WHAT IS REQUIRED
Search the records for "tempo". Copy every line where it appears.

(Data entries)

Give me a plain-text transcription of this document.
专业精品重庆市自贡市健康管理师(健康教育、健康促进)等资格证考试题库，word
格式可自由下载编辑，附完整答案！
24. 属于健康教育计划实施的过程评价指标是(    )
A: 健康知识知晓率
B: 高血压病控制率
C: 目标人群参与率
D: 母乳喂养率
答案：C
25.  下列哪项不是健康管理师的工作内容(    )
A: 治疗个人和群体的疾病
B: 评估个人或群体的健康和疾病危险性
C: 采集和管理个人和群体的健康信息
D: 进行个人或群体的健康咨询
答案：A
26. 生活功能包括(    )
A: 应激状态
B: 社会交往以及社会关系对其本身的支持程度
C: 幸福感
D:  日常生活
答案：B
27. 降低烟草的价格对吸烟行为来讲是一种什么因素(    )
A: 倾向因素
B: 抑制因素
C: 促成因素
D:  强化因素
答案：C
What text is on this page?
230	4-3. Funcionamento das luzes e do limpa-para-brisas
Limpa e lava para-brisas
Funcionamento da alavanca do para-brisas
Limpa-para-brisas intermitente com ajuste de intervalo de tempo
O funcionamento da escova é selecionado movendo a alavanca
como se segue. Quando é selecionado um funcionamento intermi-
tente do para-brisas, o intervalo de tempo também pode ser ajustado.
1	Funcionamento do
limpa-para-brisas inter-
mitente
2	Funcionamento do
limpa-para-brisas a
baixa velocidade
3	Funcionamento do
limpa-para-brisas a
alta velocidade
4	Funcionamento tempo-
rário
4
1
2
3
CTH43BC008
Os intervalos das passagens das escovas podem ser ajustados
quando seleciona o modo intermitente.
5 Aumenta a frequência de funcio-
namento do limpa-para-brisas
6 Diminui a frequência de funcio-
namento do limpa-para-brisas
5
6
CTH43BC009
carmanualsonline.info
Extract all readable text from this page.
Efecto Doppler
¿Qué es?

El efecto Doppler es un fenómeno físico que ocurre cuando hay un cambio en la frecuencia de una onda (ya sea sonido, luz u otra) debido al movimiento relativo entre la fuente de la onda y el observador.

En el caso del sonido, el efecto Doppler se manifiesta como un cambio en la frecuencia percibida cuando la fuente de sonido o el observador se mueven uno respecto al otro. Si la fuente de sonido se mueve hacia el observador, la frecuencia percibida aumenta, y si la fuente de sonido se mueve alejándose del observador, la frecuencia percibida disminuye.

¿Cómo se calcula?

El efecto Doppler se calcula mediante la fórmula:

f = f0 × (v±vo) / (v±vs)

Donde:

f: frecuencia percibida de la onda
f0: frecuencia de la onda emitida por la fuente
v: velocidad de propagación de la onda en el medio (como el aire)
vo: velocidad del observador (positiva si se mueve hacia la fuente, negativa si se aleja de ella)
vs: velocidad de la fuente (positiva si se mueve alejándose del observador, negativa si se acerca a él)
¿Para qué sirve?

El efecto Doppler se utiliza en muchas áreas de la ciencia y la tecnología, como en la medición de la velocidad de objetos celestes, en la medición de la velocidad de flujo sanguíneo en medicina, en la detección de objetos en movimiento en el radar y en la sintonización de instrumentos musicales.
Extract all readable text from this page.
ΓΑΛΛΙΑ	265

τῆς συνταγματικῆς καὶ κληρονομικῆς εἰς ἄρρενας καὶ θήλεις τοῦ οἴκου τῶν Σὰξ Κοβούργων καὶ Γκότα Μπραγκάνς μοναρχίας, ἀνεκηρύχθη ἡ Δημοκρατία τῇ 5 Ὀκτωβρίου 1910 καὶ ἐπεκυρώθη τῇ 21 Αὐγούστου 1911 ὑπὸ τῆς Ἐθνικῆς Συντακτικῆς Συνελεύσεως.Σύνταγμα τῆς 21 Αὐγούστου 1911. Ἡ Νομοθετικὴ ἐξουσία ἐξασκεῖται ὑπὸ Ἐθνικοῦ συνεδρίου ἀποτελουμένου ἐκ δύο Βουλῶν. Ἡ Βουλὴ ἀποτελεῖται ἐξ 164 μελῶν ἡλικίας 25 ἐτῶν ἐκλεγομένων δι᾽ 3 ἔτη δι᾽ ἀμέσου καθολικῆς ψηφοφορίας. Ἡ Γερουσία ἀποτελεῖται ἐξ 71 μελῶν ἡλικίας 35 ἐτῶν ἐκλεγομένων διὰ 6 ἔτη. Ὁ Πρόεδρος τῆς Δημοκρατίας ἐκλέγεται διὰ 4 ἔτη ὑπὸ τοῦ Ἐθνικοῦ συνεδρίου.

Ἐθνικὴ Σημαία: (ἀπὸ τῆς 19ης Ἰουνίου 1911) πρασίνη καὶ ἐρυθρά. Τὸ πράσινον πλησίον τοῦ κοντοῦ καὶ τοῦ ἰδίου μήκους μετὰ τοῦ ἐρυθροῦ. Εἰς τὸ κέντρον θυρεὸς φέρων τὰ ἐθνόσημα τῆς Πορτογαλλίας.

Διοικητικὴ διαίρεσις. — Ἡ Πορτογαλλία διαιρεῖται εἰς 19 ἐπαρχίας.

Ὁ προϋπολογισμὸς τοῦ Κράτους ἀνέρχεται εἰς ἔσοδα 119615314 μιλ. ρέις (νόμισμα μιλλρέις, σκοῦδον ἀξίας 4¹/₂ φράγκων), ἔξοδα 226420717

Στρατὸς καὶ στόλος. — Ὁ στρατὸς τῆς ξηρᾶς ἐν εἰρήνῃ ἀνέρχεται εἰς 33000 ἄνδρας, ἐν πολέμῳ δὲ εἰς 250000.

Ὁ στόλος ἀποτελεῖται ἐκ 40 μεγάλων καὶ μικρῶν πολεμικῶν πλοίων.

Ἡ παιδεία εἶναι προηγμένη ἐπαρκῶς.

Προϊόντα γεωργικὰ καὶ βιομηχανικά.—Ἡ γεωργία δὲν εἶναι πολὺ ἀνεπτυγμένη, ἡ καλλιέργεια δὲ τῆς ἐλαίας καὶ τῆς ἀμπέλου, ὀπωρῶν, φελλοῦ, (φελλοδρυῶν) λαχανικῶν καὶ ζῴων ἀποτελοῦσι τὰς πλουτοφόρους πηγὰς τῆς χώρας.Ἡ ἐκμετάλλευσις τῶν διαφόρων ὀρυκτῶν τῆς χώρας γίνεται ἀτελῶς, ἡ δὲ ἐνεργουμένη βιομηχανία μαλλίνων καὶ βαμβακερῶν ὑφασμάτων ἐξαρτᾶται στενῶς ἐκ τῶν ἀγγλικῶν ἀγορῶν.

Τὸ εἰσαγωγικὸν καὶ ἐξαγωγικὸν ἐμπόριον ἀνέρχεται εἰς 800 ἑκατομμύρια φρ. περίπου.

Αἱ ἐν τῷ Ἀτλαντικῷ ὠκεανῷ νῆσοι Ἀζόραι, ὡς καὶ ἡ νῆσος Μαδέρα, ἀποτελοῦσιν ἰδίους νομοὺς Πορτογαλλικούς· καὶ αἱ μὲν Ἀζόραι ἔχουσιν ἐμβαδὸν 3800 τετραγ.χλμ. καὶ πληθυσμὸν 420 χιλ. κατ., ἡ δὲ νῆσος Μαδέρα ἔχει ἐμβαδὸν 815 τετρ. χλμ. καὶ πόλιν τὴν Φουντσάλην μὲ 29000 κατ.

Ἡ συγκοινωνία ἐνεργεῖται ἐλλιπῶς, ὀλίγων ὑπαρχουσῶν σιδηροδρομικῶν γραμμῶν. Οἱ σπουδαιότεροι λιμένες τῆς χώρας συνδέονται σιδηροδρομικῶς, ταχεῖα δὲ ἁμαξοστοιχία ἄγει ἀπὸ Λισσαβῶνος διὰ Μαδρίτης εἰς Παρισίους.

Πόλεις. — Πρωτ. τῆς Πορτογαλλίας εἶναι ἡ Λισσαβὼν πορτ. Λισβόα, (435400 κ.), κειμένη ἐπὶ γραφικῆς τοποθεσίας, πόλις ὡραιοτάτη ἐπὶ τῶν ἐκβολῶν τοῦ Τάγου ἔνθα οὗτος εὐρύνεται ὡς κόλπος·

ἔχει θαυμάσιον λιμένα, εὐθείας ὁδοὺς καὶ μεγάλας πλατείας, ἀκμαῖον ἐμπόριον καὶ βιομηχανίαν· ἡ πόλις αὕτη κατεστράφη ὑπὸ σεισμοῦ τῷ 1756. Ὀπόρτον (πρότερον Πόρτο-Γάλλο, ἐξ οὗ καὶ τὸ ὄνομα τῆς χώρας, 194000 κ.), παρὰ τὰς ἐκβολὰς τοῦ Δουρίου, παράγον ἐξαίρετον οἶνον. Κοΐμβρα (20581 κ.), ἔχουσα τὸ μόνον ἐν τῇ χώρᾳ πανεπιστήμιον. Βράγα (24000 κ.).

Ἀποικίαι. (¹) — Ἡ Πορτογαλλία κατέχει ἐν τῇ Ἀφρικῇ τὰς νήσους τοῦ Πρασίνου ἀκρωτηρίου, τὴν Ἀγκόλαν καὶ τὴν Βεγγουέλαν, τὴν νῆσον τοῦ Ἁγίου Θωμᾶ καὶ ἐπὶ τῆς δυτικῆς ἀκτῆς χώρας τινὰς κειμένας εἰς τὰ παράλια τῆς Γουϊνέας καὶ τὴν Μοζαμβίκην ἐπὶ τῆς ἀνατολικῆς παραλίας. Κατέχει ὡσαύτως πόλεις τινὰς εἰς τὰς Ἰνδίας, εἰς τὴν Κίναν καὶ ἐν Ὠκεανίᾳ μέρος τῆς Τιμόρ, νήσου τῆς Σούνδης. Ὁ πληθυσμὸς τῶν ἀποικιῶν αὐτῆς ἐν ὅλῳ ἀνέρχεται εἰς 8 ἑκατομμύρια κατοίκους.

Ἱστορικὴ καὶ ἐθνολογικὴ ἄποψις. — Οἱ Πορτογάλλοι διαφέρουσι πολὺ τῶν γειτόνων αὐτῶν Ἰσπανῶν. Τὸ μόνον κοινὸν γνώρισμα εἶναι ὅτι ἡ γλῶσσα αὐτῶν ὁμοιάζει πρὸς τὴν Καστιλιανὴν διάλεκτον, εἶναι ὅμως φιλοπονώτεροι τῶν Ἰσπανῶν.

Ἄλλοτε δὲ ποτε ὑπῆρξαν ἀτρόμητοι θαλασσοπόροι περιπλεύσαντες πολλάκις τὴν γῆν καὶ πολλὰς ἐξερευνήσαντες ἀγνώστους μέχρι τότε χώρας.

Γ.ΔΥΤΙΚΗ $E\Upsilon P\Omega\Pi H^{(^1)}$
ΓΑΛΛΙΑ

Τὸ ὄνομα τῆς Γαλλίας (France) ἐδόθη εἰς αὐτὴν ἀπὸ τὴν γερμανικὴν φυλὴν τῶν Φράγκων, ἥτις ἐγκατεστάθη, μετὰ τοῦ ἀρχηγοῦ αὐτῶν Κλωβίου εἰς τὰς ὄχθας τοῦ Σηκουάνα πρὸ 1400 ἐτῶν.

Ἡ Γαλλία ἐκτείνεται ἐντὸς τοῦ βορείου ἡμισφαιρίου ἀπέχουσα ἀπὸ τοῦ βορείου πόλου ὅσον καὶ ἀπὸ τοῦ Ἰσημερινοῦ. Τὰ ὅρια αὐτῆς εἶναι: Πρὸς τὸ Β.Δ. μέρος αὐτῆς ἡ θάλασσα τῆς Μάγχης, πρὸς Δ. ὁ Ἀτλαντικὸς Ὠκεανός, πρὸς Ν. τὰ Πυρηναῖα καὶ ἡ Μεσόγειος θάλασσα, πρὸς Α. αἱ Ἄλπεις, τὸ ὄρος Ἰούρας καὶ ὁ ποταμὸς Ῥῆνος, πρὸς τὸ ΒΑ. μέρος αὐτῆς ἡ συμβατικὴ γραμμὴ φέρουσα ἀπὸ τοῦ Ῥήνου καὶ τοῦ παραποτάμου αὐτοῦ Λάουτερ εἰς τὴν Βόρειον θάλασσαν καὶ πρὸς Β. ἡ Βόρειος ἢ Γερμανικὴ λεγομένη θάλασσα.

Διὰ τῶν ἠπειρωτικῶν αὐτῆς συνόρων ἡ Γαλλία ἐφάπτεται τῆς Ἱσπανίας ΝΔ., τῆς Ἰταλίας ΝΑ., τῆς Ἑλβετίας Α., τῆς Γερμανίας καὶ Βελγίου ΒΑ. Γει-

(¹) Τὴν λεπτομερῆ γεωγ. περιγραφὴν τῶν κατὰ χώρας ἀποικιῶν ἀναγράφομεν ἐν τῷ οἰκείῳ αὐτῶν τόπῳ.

THE REPLY
Limpa-para-brisas intermitente com ajuste de intervalo de tempo
tente do para-brisas, o intervalo de tempo também pode ser ajustado.
4	Funcionamento tempo-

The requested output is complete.